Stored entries
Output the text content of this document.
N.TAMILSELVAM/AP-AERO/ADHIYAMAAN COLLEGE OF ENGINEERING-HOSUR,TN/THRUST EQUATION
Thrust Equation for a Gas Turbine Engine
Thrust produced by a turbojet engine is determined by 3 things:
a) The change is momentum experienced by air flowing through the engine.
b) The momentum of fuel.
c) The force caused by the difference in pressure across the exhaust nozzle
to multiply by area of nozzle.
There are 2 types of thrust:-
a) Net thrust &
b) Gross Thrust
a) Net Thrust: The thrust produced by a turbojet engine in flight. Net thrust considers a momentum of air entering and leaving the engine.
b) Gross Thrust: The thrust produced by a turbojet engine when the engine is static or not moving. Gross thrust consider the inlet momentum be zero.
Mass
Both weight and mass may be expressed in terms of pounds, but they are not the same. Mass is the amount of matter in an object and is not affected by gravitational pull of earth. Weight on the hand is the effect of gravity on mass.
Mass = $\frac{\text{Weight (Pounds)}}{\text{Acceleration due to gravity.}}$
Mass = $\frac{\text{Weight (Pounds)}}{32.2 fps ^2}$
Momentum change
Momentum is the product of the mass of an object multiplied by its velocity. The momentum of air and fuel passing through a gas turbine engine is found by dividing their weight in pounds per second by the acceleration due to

- _Given instruction_
Exactly reproduce every line of the data above.

- _The answer_
Output the text content of this document.
N.TAMILSELVAM/AP-AERO/ADHIYAMAAN COLLEGE OF ENGINEERING-HOSUR,TN/THRUST EQUATION
Thrust Equation for a Gas Turbine Engine
Thrust produced by a turbojet engine is determined by 3 things:
a) The change is momentum experienced by air flowing through the engine.
b) The momentum of fuel.
c) The force caused by the difference in pressure across the exhaust nozzle
to multiply by area of nozzle.
There are 2 types of thrust:-
a) Net thrust &
b) Gross Thrust
a) Net Thrust: The thrust produced by a turbojet engine in flight. Net thrust considers a momentum of air entering and leaving the engine.
b) Gross Thrust: The thrust produced by a turbojet engine when the engine is static or not moving. Gross thrust consider the inlet momentum be zero.
Mass
Both weight and mass may be expressed in terms of pounds, but they are not the same. Mass is the amount of matter in an object and is not affected by gravitational pull of earth. Weight on the hand is the effect of gravity on mass.
Mass = $\frac{\text{Weight (Pounds)}}{\text{Acceleration due to gravity.}}$
Mass = $\frac{\text{Weight (Pounds)}}{32.2 fps ^2}$
Momentum change
Momentum is the product of the mass of an object multiplied by its velocity. The momentum of air and fuel passing through a gas turbine engine is found by dividing their weight in pounds per second by the acceleration due to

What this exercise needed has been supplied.